_Exercise details:_
Quote every line of the listing below verbatim, omitting the pictures.

_Rows from a layout dataset:_
⁂

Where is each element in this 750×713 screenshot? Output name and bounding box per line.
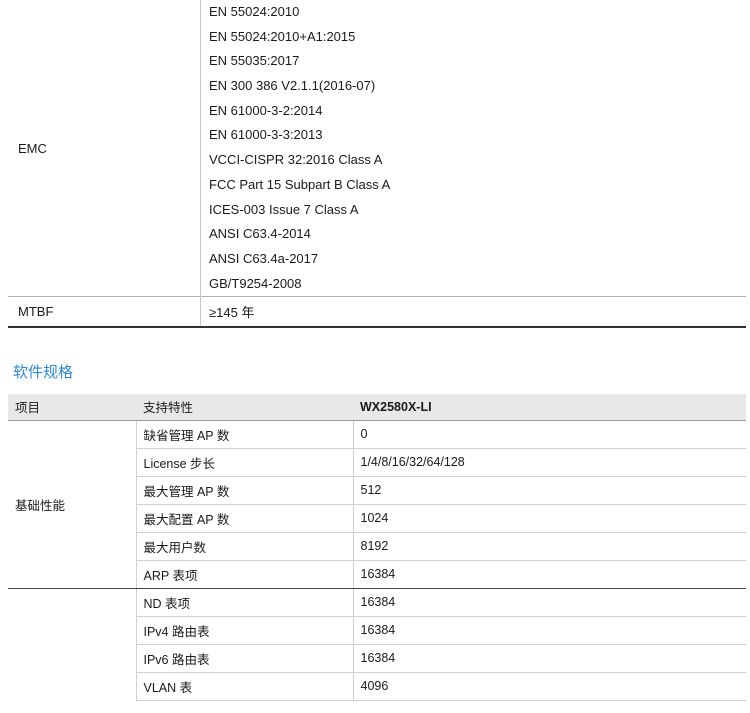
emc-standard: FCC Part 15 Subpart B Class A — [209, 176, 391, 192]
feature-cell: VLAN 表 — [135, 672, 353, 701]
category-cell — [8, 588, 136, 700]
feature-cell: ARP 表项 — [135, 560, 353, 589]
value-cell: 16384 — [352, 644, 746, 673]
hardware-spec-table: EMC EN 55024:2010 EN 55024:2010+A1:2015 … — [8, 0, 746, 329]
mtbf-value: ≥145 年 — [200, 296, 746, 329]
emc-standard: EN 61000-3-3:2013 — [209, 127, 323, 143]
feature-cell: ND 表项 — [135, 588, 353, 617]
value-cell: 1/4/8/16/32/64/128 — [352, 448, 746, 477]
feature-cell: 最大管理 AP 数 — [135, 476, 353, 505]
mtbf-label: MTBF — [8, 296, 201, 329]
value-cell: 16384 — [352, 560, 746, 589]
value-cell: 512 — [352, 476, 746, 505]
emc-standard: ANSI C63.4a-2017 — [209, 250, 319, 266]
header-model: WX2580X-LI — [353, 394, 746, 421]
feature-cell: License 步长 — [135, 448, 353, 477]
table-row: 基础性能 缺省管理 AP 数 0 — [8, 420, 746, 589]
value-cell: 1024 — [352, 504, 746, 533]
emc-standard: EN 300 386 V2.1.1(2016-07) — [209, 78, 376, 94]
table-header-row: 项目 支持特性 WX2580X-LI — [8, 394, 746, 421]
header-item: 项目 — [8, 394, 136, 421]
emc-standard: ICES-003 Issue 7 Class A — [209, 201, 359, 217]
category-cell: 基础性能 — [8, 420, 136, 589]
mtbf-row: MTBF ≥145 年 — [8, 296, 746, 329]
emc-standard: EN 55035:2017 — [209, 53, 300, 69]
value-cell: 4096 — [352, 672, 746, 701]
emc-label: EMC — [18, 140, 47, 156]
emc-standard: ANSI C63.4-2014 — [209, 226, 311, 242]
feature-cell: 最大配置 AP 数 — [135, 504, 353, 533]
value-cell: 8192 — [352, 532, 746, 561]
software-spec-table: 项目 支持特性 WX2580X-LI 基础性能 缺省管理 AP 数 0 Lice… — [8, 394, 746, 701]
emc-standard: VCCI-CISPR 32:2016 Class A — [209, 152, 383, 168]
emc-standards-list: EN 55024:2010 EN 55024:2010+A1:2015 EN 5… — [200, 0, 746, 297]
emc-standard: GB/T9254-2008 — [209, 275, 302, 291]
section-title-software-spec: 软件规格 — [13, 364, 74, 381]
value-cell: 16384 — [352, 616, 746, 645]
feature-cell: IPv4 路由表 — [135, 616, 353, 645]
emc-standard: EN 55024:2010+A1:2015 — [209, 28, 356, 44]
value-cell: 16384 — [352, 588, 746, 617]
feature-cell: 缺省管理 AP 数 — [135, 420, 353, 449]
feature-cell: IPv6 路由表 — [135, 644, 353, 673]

⁂

_Task output:_
Where is each element in this 750×713 screenshot? Output name and bounding box per line.
emc-standard: FCC Part 15 Subpart B Class A — [209, 176, 391, 192]
feature-cell: VLAN 表 — [135, 672, 353, 701]
category-cell — [8, 588, 136, 700]
feature-cell: ARP 表项 — [135, 560, 353, 589]
value-cell: 16384 — [352, 644, 746, 673]
hardware-spec-table: EMC EN 55024:2010 EN 55024:2010+A1:2015 … — [8, 0, 746, 329]
mtbf-value: ≥145 年 — [200, 296, 746, 329]
emc-standard: EN 61000-3-3:2013 — [209, 127, 323, 143]
feature-cell: ND 表项 — [135, 588, 353, 617]
value-cell: 1/4/8/16/32/64/128 — [352, 448, 746, 477]
feature-cell: 最大管理 AP 数 — [135, 476, 353, 505]
mtbf-label: MTBF — [8, 296, 201, 329]
value-cell: 16384 — [352, 560, 746, 589]
value-cell: 512 — [352, 476, 746, 505]
emc-standard: ANSI C63.4a-2017 — [209, 250, 319, 266]
header-model: WX2580X-LI — [353, 394, 746, 421]
feature-cell: License 步长 — [135, 448, 353, 477]
table-row: 基础性能 缺省管理 AP 数 0 — [8, 420, 746, 589]
value-cell: 1024 — [352, 504, 746, 533]
emc-standard: EN 300 386 V2.1.1(2016-07) — [209, 78, 376, 94]
table-header-row: 项目 支持特性 WX2580X-LI — [8, 394, 746, 421]
header-item: 项目 — [8, 394, 136, 421]
emc-standard: ICES-003 Issue 7 Class A — [209, 201, 359, 217]
category-cell: 基础性能 — [8, 420, 136, 589]
mtbf-row: MTBF ≥145 年 — [8, 296, 746, 329]
emc-standard: EN 55035:2017 — [209, 53, 300, 69]
value-cell: 4096 — [352, 672, 746, 701]
emc-label: EMC — [18, 140, 47, 156]
emc-standard: ANSI C63.4-2014 — [209, 226, 311, 242]
feature-cell: 最大配置 AP 数 — [135, 504, 353, 533]
value-cell: 8192 — [352, 532, 746, 561]
software-spec-table: 项目 支持特性 WX2580X-LI 基础性能 缺省管理 AP 数 0 Lice… — [8, 394, 746, 701]
emc-standard: VCCI-CISPR 32:2016 Class A — [209, 152, 383, 168]
emc-standards-list: EN 55024:2010 EN 55024:2010+A1:2015 EN 5… — [200, 0, 746, 297]
emc-standard: GB/T9254-2008 — [209, 275, 302, 291]
section-title-software-spec: 软件规格 — [13, 364, 74, 381]
value-cell: 16384 — [352, 616, 746, 645]
feature-cell: IPv4 路由表 — [135, 616, 353, 645]
emc-standard: EN 55024:2010+A1:2015 — [209, 28, 356, 44]
value-cell: 16384 — [352, 588, 746, 617]
feature-cell: 缺省管理 AP 数 — [135, 420, 353, 449]
feature-cell: IPv6 路由表 — [135, 644, 353, 673]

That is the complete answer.